## EXERCISE BRIEF
Give the number of lines containing "ЧЕЛЯБИНЦЕВ" in this listing, with no other words.

## EXCERPTED RECORDS
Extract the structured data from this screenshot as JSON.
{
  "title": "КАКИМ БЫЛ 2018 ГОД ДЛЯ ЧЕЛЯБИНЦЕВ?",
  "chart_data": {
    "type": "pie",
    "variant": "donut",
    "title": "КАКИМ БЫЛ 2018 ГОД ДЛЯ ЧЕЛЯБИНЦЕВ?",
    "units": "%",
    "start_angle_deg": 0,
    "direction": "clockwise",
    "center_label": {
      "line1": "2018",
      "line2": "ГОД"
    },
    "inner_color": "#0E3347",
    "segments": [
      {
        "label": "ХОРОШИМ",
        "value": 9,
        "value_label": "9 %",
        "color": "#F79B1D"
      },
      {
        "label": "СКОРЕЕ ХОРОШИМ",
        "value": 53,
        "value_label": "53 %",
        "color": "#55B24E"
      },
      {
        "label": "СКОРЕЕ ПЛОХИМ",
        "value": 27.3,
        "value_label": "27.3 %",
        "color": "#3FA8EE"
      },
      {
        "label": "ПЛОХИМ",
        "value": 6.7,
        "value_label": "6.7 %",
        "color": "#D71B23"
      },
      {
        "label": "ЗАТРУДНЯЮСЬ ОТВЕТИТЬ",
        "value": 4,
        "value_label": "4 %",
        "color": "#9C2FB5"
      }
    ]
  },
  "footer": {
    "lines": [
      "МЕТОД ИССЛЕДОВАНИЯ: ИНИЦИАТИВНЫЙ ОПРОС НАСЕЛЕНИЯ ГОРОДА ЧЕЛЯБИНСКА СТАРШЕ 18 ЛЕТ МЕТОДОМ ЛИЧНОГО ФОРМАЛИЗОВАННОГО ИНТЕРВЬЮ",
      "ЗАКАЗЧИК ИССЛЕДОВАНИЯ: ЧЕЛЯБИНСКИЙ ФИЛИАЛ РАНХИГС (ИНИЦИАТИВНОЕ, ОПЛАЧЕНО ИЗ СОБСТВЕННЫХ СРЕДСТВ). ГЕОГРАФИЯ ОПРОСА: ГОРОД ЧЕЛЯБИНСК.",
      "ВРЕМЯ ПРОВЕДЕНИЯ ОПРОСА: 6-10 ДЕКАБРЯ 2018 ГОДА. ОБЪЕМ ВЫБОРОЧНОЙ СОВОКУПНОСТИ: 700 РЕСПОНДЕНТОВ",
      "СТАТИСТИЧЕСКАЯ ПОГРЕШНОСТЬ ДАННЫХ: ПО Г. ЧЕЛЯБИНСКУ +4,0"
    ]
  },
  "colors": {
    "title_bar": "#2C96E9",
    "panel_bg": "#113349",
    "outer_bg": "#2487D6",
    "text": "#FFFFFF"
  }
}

## RESPONSE TO THE TASK
2